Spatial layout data
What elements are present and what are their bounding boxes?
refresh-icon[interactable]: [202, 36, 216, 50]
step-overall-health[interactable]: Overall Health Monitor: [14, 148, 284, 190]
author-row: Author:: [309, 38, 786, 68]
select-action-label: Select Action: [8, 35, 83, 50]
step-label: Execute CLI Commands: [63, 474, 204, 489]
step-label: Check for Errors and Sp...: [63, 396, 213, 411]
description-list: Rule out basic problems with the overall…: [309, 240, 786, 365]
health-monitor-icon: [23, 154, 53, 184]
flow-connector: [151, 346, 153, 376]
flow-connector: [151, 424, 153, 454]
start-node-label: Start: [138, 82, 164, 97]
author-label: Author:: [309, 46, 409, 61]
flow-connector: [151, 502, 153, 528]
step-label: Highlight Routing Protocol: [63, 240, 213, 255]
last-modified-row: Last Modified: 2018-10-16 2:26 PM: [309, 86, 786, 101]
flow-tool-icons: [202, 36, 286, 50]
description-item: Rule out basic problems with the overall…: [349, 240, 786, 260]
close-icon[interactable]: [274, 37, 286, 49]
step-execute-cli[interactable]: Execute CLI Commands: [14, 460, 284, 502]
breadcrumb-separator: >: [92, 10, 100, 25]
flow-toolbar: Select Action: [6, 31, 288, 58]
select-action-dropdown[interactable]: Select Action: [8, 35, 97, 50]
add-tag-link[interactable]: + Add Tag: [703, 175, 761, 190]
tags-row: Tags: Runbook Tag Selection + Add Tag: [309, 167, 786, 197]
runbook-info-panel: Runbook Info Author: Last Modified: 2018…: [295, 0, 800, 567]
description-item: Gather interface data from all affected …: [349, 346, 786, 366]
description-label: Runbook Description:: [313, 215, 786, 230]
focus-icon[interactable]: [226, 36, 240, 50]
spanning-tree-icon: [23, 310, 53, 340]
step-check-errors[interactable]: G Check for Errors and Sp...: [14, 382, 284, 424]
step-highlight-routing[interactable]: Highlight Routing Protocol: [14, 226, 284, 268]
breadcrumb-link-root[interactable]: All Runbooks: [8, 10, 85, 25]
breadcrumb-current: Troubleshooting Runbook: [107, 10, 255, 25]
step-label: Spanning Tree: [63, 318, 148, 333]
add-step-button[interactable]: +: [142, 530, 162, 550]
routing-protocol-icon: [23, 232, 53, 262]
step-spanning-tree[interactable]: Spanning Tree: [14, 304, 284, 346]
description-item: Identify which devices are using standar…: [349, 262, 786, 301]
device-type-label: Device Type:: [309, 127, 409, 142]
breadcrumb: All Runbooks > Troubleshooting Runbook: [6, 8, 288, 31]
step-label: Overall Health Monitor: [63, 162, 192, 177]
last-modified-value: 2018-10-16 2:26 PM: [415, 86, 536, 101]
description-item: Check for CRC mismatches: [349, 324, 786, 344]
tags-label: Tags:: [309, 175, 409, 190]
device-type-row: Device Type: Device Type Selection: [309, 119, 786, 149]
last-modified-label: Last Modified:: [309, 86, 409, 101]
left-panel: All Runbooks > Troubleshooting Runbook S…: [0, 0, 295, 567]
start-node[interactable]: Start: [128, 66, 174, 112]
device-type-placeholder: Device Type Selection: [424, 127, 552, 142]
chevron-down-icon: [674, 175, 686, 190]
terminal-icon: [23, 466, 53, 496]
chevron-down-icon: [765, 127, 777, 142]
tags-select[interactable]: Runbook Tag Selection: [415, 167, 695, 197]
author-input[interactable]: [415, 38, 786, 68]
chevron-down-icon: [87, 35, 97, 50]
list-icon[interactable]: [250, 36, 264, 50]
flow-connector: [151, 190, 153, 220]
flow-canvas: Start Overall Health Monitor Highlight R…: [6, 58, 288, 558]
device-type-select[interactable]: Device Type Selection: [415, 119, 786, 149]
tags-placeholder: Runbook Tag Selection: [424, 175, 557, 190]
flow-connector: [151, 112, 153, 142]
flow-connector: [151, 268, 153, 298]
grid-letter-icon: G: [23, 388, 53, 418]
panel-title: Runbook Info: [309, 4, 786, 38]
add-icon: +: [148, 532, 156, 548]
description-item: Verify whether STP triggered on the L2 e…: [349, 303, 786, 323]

● GIVEN TASK
Render every line of the data above as a numbered list, omitting any blank lines.

● EXERCISE ANSWER
1. What elements are present and what are their bounding boxes?
2. refresh-icon[interactable]: [202, 36, 216, 50]
3. step-overall-health[interactable]: Overall Health Monitor: [14, 148, 284, 190]
4. author-row: Author:: [309, 38, 786, 68]
5. select-action-label: Select Action: [8, 35, 83, 50]
6. step-label: Execute CLI Commands: [63, 474, 204, 489]
7. step-label: Check for Errors and Sp...: [63, 396, 213, 411]
8. description-list: Rule out basic problems with the overall…: [309, 240, 786, 365]
9. health-monitor-icon: [23, 154, 53, 184]
10. flow-connector: [151, 346, 153, 376]
11. flow-connector: [151, 424, 153, 454]
12. start-node-label: Start: [138, 82, 164, 97]
13. author-label: Author:: [309, 46, 409, 61]
14. flow-connector: [151, 502, 153, 528]
15. step-label: Highlight Routing Protocol: [63, 240, 213, 255]
16. last-modified-row: Last Modified: 2018-10-16 2:26 PM: [309, 86, 786, 101]
17. flow-tool-icons: [202, 36, 286, 50]
18. description-item: Rule out basic problems with the overall…: [349, 240, 786, 260]
19. close-icon[interactable]: [274, 37, 286, 49]
20. step-execute-cli[interactable]: Execute CLI Commands: [14, 460, 284, 502]
21. breadcrumb-separator: >: [92, 10, 100, 25]
22. flow-toolbar: Select Action: [6, 31, 288, 58]
23. select-action-dropdown[interactable]: Select Action: [8, 35, 97, 50]
24. add-tag-link[interactable]: + Add Tag: [703, 175, 761, 190]
25. tags-row: Tags: Runbook Tag Selection + Add Tag: [309, 167, 786, 197]
26. runbook-info-panel: Runbook Info Author: Last Modified: 2018…: [295, 0, 800, 567]
27. description-item: Gather interface data from all affected …: [349, 346, 786, 366]
28. description-label: Runbook Description:: [313, 215, 786, 230]
29. focus-icon[interactable]: [226, 36, 240, 50]
30. spanning-tree-icon: [23, 310, 53, 340]
31. step-check-errors[interactable]: G Check for Errors and Sp...: [14, 382, 284, 424]
32. step-highlight-routing[interactable]: Highlight Routing Protocol: [14, 226, 284, 268]
33. breadcrumb-link-root[interactable]: All Runbooks: [8, 10, 85, 25]
34. breadcrumb-current: Troubleshooting Runbook: [107, 10, 255, 25]
35. step-label: Spanning Tree: [63, 318, 148, 333]
36. add-step-button[interactable]: +: [142, 530, 162, 550]
37. routing-protocol-icon: [23, 232, 53, 262]
38. step-spanning-tree[interactable]: Spanning Tree: [14, 304, 284, 346]
39. description-item: Identify which devices are using standar…: [349, 262, 786, 301]
40. device-type-label: Device Type:: [309, 127, 409, 142]
41. breadcrumb: All Runbooks > Troubleshooting Runbook: [6, 8, 288, 31]
42. step-label: Overall Health Monitor: [63, 162, 192, 177]
43. last-modified-value: 2018-10-16 2:26 PM: [415, 86, 536, 101]
44. description-item: Check for CRC mismatches: [349, 324, 786, 344]
45. tags-label: Tags:: [309, 175, 409, 190]
46. device-type-row: Device Type: Device Type Selection: [309, 119, 786, 149]
47. last-modified-label: Last Modified:: [309, 86, 409, 101]
48. left-panel: All Runbooks > Troubleshooting Runbook S…: [0, 0, 295, 567]
49. start-node[interactable]: Start: [128, 66, 174, 112]
50. device-type-placeholder: Device Type Selection: [424, 127, 552, 142]
51. chevron-down-icon: [674, 175, 686, 190]
52. terminal-icon: [23, 466, 53, 496]
53. chevron-down-icon: [765, 127, 777, 142]
54. tags-select[interactable]: Runbook Tag Selection: [415, 167, 695, 197]
55. author-input[interactable]: [415, 38, 786, 68]
56. chevron-down-icon: [87, 35, 97, 50]
57. list-icon[interactable]: [250, 36, 264, 50]
58. flow-connector: [151, 190, 153, 220]
59. flow-canvas: Start Overall Health Monitor Highlight R…: [6, 58, 288, 558]
60. device-type-select[interactable]: Device Type Selection: [415, 119, 786, 149]
61. tags-placeholder: Runbook Tag Selection: [424, 175, 557, 190]
62. flow-connector: [151, 112, 153, 142]
63. flow-connector: [151, 268, 153, 298]
64. grid-letter-icon: G: [23, 388, 53, 418]
65. panel-title: Runbook Info: [309, 4, 786, 38]
66. add-icon: +: [148, 532, 156, 548]
67. description-item: Verify whether STP triggered on the L2 e…: [349, 303, 786, 323]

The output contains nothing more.